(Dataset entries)
----
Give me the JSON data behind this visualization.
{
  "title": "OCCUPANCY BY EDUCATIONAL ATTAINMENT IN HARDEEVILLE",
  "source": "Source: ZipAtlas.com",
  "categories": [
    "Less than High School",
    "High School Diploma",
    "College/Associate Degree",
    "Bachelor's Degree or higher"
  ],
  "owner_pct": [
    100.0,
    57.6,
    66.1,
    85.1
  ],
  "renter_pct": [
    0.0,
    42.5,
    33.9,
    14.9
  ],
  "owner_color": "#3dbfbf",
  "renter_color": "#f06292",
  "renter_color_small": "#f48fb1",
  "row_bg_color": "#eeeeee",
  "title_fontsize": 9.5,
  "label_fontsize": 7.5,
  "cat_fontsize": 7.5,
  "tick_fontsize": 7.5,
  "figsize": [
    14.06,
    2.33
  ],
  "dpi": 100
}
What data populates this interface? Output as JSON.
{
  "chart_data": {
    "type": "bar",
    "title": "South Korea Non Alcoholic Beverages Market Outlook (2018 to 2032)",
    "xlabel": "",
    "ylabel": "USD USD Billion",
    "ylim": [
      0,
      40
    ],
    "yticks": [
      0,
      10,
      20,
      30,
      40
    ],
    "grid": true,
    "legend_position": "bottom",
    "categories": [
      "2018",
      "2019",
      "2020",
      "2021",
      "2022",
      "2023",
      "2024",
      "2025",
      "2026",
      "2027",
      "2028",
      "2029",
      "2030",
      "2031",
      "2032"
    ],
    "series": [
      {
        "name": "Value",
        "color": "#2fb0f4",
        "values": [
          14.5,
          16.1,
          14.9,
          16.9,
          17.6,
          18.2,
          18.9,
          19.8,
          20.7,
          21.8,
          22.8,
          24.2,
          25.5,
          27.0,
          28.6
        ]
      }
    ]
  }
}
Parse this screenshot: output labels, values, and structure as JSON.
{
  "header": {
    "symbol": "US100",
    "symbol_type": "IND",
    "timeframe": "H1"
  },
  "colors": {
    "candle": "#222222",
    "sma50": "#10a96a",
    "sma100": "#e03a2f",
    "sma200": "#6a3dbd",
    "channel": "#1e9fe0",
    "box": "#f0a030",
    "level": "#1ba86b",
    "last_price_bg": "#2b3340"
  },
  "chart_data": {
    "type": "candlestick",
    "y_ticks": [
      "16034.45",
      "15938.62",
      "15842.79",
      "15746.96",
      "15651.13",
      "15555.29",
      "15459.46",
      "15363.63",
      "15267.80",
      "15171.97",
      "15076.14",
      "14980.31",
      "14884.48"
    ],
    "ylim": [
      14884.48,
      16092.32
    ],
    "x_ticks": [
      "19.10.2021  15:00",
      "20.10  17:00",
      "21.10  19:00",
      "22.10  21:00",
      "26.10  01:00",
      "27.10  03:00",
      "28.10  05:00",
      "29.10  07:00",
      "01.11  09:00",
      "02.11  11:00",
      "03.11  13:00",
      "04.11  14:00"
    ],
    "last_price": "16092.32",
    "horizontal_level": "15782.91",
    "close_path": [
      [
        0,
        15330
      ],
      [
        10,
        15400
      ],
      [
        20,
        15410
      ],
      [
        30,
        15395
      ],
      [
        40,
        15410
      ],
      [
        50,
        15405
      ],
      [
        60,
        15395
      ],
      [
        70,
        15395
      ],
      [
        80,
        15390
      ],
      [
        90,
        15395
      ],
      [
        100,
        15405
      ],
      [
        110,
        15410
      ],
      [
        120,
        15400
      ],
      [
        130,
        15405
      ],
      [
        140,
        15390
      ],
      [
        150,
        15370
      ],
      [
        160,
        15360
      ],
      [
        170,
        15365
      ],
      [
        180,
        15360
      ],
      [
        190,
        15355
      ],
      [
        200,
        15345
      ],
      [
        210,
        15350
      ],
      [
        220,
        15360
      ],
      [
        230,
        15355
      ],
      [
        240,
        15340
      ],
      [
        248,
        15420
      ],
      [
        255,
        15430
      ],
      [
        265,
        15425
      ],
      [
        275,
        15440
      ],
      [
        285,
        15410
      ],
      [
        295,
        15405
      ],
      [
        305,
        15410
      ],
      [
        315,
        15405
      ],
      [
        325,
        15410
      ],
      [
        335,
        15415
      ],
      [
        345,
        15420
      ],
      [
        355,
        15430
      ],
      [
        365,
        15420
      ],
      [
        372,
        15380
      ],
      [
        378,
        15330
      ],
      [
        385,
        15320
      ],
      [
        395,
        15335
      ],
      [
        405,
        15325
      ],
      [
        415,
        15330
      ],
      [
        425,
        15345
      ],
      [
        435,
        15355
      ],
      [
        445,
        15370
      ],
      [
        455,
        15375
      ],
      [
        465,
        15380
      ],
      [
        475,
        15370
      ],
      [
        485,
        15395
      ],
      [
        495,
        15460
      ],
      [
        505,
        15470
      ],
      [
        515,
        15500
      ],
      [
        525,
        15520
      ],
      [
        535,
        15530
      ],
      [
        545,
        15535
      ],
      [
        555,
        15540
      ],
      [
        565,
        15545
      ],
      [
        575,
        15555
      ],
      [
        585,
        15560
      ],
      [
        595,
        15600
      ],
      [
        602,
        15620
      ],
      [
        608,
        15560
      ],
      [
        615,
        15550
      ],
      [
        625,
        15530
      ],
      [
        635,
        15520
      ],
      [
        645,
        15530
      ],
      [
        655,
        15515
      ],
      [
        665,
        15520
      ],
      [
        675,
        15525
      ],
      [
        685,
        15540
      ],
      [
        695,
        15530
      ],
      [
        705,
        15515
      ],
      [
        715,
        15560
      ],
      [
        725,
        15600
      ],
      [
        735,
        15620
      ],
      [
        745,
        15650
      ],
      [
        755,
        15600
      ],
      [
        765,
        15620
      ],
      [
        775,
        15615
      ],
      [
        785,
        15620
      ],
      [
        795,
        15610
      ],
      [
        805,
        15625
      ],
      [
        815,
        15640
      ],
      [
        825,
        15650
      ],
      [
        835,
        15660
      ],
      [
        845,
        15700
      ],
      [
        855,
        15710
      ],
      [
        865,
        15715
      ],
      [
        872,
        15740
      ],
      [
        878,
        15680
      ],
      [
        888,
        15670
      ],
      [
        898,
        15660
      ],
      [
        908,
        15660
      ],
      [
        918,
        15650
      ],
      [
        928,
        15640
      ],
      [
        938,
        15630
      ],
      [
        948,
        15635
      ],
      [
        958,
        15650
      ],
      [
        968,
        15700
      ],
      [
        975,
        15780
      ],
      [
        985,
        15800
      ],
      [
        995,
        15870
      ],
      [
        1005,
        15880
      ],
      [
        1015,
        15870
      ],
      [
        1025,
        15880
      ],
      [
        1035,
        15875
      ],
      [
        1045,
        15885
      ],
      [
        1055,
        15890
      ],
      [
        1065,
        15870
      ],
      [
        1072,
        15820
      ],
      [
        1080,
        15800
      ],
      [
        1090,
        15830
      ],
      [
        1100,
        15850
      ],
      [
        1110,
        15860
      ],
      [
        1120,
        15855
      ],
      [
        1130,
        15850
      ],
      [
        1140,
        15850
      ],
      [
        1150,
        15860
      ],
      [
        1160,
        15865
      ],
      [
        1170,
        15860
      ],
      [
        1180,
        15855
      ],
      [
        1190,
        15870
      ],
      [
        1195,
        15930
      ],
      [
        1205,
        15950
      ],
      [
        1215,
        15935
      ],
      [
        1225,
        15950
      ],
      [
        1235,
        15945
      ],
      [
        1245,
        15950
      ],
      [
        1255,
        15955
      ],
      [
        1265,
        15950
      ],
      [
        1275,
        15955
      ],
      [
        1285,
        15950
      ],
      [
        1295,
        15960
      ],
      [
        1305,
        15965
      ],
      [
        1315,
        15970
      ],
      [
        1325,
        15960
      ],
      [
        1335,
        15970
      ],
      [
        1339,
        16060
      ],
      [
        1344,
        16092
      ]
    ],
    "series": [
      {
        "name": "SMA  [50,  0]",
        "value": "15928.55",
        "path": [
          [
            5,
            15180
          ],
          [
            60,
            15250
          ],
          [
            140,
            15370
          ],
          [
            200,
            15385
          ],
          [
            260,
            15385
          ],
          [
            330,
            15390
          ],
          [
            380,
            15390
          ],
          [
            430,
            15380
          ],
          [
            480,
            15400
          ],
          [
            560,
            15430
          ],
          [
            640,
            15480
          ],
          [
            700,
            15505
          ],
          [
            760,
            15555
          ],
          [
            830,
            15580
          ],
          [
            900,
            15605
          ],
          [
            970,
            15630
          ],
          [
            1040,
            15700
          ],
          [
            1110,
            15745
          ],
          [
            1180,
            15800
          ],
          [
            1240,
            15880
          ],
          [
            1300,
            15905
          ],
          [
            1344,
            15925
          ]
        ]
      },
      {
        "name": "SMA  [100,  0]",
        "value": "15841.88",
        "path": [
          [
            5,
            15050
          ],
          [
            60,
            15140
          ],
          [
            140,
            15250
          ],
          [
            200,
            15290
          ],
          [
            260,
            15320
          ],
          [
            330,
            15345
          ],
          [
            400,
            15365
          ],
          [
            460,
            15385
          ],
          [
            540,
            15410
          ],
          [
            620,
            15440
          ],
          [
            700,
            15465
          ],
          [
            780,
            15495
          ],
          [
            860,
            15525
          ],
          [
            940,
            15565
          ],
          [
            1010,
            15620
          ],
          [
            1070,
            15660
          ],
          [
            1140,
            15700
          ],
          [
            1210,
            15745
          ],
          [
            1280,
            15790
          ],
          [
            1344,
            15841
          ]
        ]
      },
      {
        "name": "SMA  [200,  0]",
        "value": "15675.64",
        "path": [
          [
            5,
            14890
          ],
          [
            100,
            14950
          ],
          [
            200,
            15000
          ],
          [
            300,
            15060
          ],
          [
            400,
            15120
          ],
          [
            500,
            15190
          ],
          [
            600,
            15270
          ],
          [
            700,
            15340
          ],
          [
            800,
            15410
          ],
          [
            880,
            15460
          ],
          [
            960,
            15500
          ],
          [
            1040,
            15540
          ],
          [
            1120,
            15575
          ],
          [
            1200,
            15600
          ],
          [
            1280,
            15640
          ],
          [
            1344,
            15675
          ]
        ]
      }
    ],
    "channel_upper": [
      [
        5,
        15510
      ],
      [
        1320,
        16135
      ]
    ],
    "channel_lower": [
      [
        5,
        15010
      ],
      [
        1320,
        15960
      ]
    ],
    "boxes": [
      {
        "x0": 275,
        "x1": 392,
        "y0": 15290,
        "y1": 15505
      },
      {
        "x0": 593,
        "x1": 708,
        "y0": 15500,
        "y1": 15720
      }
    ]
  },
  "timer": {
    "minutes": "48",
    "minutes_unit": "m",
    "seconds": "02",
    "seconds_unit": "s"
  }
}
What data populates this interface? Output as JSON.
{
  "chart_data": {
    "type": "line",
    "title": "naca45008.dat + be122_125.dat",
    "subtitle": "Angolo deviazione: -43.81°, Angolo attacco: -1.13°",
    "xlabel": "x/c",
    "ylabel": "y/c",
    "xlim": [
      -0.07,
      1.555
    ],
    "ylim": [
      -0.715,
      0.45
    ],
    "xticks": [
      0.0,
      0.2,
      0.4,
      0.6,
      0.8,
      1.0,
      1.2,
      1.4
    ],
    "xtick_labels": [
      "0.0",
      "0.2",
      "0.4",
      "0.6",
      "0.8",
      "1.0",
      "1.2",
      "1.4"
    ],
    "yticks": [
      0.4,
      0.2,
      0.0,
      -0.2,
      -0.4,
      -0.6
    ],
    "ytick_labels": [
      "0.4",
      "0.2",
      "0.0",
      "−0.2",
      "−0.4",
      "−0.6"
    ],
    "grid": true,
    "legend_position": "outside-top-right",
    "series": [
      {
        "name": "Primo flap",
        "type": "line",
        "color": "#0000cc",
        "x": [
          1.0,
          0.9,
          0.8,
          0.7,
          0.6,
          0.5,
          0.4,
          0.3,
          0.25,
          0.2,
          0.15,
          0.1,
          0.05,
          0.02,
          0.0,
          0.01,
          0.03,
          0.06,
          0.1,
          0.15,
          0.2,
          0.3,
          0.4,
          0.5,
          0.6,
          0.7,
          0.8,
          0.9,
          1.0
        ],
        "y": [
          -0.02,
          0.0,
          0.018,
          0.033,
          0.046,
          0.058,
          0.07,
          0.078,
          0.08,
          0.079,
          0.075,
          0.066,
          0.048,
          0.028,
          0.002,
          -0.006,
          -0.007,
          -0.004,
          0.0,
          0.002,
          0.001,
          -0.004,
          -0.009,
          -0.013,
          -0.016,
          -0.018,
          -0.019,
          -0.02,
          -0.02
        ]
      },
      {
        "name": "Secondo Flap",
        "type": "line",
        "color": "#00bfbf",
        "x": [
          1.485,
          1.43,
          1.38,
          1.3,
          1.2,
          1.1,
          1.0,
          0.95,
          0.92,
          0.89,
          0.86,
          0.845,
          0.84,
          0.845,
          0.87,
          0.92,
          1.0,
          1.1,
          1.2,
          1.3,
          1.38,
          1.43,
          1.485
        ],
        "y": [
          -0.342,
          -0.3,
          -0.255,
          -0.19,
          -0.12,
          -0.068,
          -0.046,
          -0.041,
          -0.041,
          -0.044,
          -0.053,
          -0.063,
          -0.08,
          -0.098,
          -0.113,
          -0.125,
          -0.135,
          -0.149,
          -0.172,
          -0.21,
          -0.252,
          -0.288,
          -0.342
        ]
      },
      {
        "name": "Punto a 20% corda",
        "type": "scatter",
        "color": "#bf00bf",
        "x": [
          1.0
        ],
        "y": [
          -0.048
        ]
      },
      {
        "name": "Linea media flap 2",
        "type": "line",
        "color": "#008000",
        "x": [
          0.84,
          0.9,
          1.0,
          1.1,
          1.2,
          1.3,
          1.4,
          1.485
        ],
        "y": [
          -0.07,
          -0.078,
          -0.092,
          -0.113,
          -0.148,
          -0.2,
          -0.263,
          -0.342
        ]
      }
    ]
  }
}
----
## EXERCISE DIRECTIONS
Say the number of lines in the records above that include the string "name", and no more.

## COMPLETED TASK
8